- **WORK TO DO**
Quote every line below exactly and skip any picture.

--------------------

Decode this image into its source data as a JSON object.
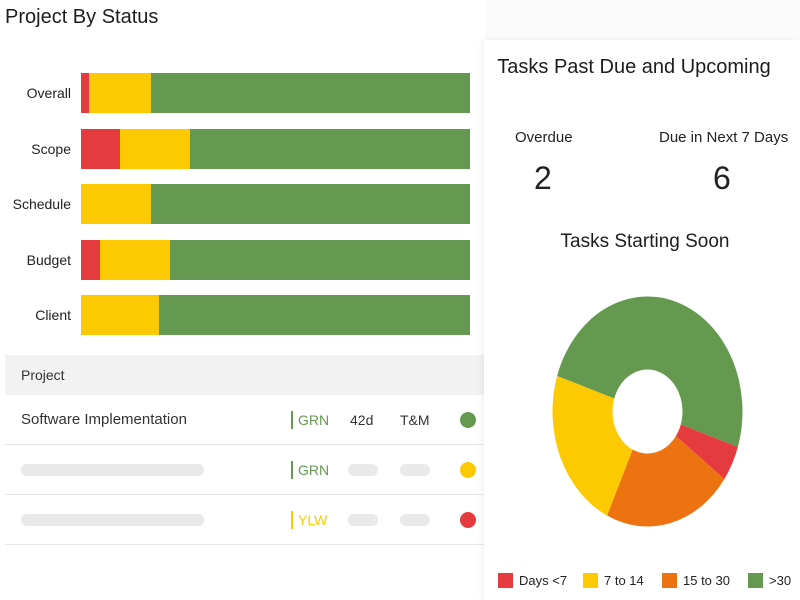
{
  "colors": {
    "red": "#e53b3f",
    "yellow": "#fdc902",
    "green": "#65994f",
    "orange": "#ed7310"
  },
  "page_title": "Project By Status",
  "status_bars": [
    {
      "label": "Overall",
      "red": 2,
      "yellow": 16,
      "green": 82
    },
    {
      "label": "Scope",
      "red": 10,
      "yellow": 18,
      "green": 72
    },
    {
      "label": "Schedule",
      "red": 0,
      "yellow": 18,
      "green": 82
    },
    {
      "label": "Budget",
      "red": 5,
      "yellow": 18,
      "green": 77
    },
    {
      "label": "Client",
      "red": 0,
      "yellow": 20,
      "green": 80
    }
  ],
  "table": {
    "header": "Project",
    "rows": [
      {
        "name": "Software Implementation",
        "status": "GRN",
        "duration": "42d",
        "type": "T&M",
        "health": "green"
      },
      {
        "name": "",
        "status": "GRN",
        "duration": "",
        "type": "",
        "health": "yellow"
      },
      {
        "name": "",
        "status": "YLW",
        "duration": "",
        "type": "",
        "health": "red"
      }
    ]
  },
  "tasks": {
    "title": "Tasks Past Due and Upcoming",
    "overdue_label": "Overdue",
    "overdue_value": "2",
    "due_label": "Due in Next 7 Days",
    "due_value": "6"
  },
  "starting_soon": {
    "title": "Tasks Starting Soon",
    "legend": [
      {
        "label": "Days <7",
        "color": "red"
      },
      {
        "label": "7 to 14",
        "color": "yellow"
      },
      {
        "label": "15 to 30",
        "color": "orange"
      },
      {
        "label": ">30",
        "color": "green"
      }
    ]
  },
  "chart_data": {
    "type": "pie",
    "title": "Tasks Starting Soon",
    "categories": [
      "Days <7",
      "7 to 14",
      "15 to 30",
      ">30"
    ],
    "values": [
      5,
      23,
      22,
      50
    ],
    "donut": true
  }
}
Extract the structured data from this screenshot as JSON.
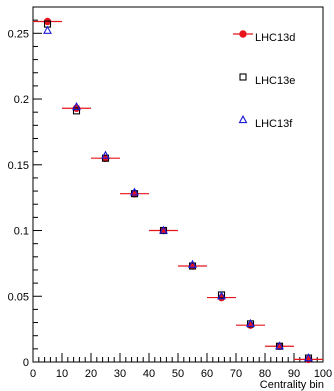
{
  "chart_data": {
    "type": "scatter",
    "title": "",
    "xlabel": "Centrality bin",
    "ylabel": "",
    "xlim": [
      0,
      100
    ],
    "ylim": [
      0,
      0.27
    ],
    "xticks": [
      "0",
      "10",
      "20",
      "30",
      "40",
      "50",
      "60",
      "70",
      "80",
      "90",
      "100"
    ],
    "yticks": [
      "0",
      "0.05",
      "0.1",
      "0.15",
      "0.2",
      "0.25"
    ],
    "ytick_values": [
      0,
      0.05,
      0.1,
      0.15,
      0.2,
      0.25
    ],
    "xtick_values": [
      0,
      10,
      20,
      30,
      40,
      50,
      60,
      70,
      80,
      90,
      100
    ],
    "x_error_half_width": 5,
    "grid": false,
    "legend_position": "top-right",
    "series": [
      {
        "name": "LHC13d",
        "marker": "filled-circle",
        "color": "#e8141c",
        "x": [
          5,
          15,
          25,
          35,
          45,
          55,
          65,
          75,
          85,
          95
        ],
        "y": [
          0.259,
          0.193,
          0.155,
          0.128,
          0.1,
          0.073,
          0.049,
          0.028,
          0.012,
          0.002
        ]
      },
      {
        "name": "LHC13e",
        "marker": "open-square",
        "color": "#000000",
        "x": [
          5,
          15,
          25,
          35,
          45,
          55,
          65,
          75,
          85,
          95
        ],
        "y": [
          0.257,
          0.191,
          0.155,
          0.128,
          0.1,
          0.073,
          0.051,
          0.029,
          0.012,
          0.003
        ]
      },
      {
        "name": "LHC13f",
        "marker": "open-triangle",
        "color": "#1a1ad6",
        "x": [
          5,
          15,
          25,
          35,
          45,
          55,
          65,
          75,
          85,
          95
        ],
        "y": [
          0.252,
          0.194,
          0.157,
          0.129,
          0.1,
          0.074,
          0.05,
          0.029,
          0.012,
          0.003
        ]
      }
    ]
  }
}
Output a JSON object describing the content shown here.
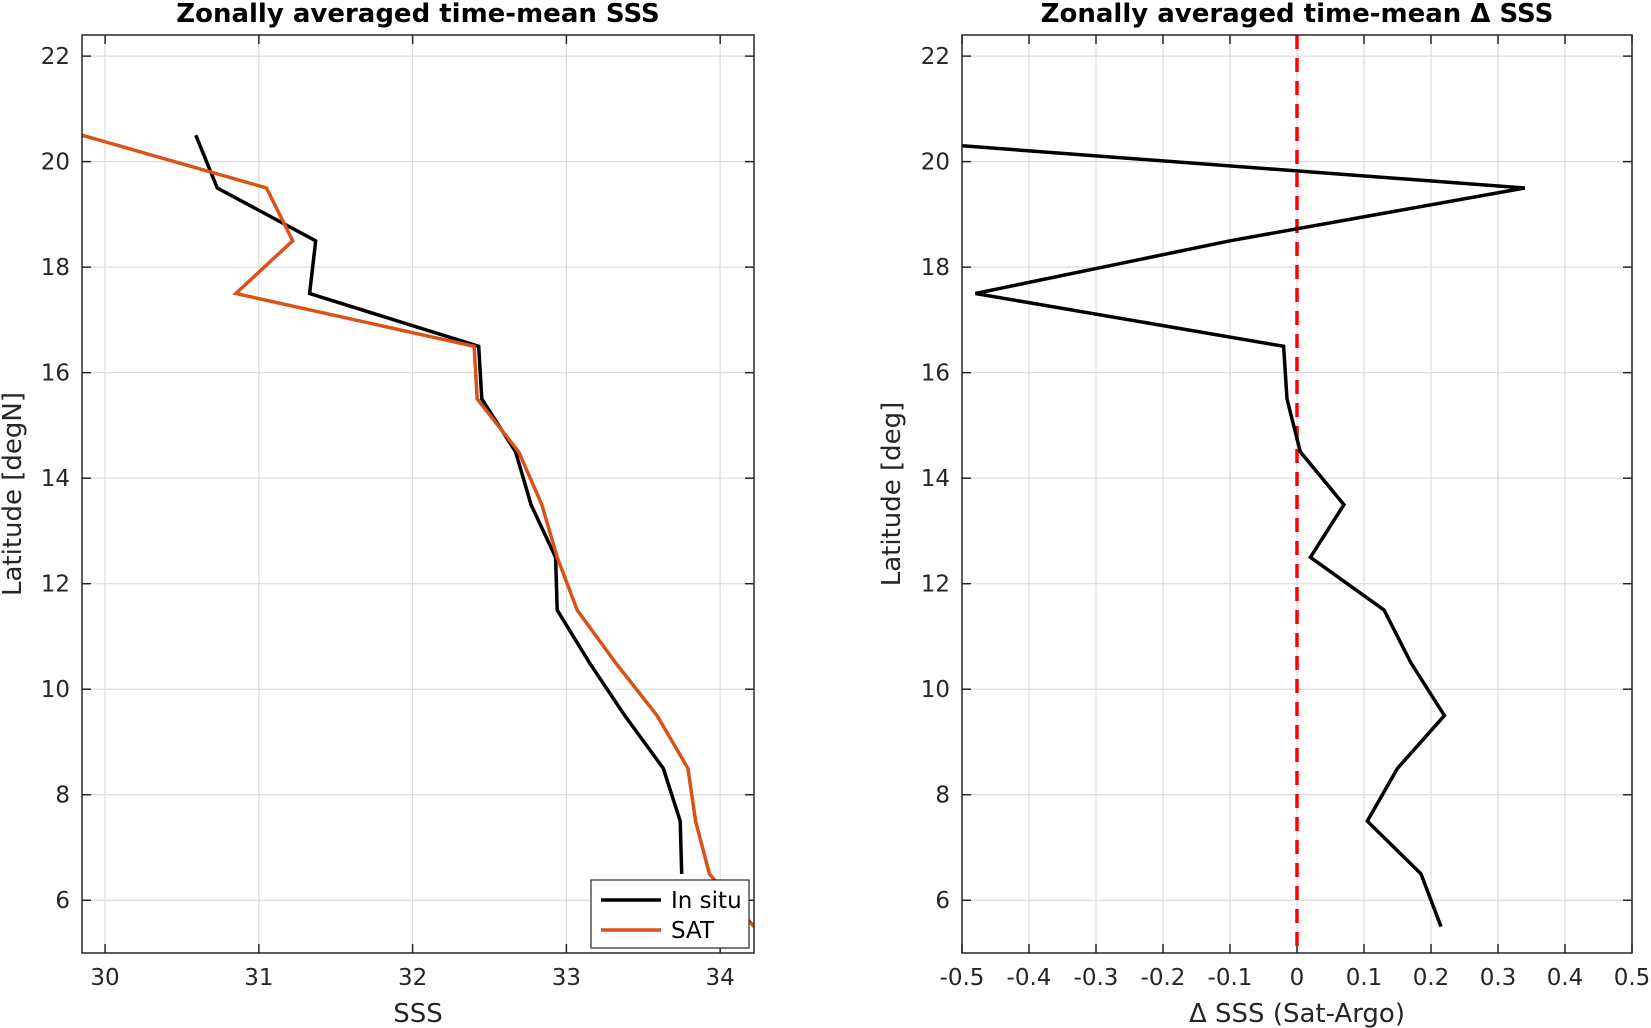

--------------------

- **SOLUTION TO THIS EXERCISE**
Decode this image into its source data as a JSON object.
{
  "colors": {
    "red": "#e53b3f",
    "yellow": "#fdc902",
    "green": "#65994f",
    "orange": "#ed7310"
  },
  "page_title": "Project By Status",
  "status_bars": [
    {
      "label": "Overall",
      "red": 2,
      "yellow": 16,
      "green": 82
    },
    {
      "label": "Scope",
      "red": 10,
      "yellow": 18,
      "green": 72
    },
    {
      "label": "Schedule",
      "red": 0,
      "yellow": 18,
      "green": 82
    },
    {
      "label": "Budget",
      "red": 5,
      "yellow": 18,
      "green": 77
    },
    {
      "label": "Client",
      "red": 0,
      "yellow": 20,
      "green": 80
    }
  ],
  "table": {
    "header": "Project",
    "rows": [
      {
        "name": "Software Implementation",
        "status": "GRN",
        "duration": "42d",
        "type": "T&M",
        "health": "green"
      },
      {
        "name": "",
        "status": "GRN",
        "duration": "",
        "type": "",
        "health": "yellow"
      },
      {
        "name": "",
        "status": "YLW",
        "duration": "",
        "type": "",
        "health": "red"
      }
    ]
  },
  "tasks": {
    "title": "Tasks Past Due and Upcoming",
    "overdue_label": "Overdue",
    "overdue_value": "2",
    "due_label": "Due in Next 7 Days",
    "due_value": "6"
  },
  "starting_soon": {
    "title": "Tasks Starting Soon",
    "legend": [
      {
        "label": "Days <7",
        "color": "red"
      },
      {
        "label": "7 to 14",
        "color": "yellow"
      },
      {
        "label": "15 to 30",
        "color": "orange"
      },
      {
        "label": ">30",
        "color": "green"
      }
    ]
  },
  "chart_data": {
    "type": "pie",
    "title": "Tasks Starting Soon",
    "categories": [
      "Days <7",
      "7 to 14",
      "15 to 30",
      ">30"
    ],
    "values": [
      5,
      23,
      22,
      50
    ],
    "donut": true
  }
}
Extract the structured data from this screenshot as JSON.
{
  "chart_data": {
    "type": "scatter",
    "title": "",
    "xlabel": "Centrality bin",
    "ylabel": "",
    "xlim": [
      0,
      100
    ],
    "ylim": [
      0,
      0.27
    ],
    "xticks": [
      "0",
      "10",
      "20",
      "30",
      "40",
      "50",
      "60",
      "70",
      "80",
      "90",
      "100"
    ],
    "yticks": [
      "0",
      "0.05",
      "0.1",
      "0.15",
      "0.2",
      "0.25"
    ],
    "ytick_values": [
      0,
      0.05,
      0.1,
      0.15,
      0.2,
      0.25
    ],
    "xtick_values": [
      0,
      10,
      20,
      30,
      40,
      50,
      60,
      70,
      80,
      90,
      100
    ],
    "x_error_half_width": 5,
    "grid": false,
    "legend_position": "top-right",
    "series": [
      {
        "name": "LHC13d",
        "marker": "filled-circle",
        "color": "#e8141c",
        "x": [
          5,
          15,
          25,
          35,
          45,
          55,
          65,
          75,
          85,
          95
        ],
        "y": [
          0.259,
          0.193,
          0.155,
          0.128,
          0.1,
          0.073,
          0.049,
          0.028,
          0.012,
          0.002
        ]
      },
      {
        "name": "LHC13e",
        "marker": "open-square",
        "color": "#000000",
        "x": [
          5,
          15,
          25,
          35,
          45,
          55,
          65,
          75,
          85,
          95
        ],
        "y": [
          0.257,
          0.191,
          0.155,
          0.128,
          0.1,
          0.073,
          0.051,
          0.029,
          0.012,
          0.003
        ]
      },
      {
        "name": "LHC13f",
        "marker": "open-triangle",
        "color": "#1a1ad6",
        "x": [
          5,
          15,
          25,
          35,
          45,
          55,
          65,
          75,
          85,
          95
        ],
        "y": [
          0.252,
          0.194,
          0.157,
          0.129,
          0.1,
          0.074,
          0.05,
          0.029,
          0.012,
          0.003
        ]
      }
    ]
  }
}
Output a JSON object describing the content shown here.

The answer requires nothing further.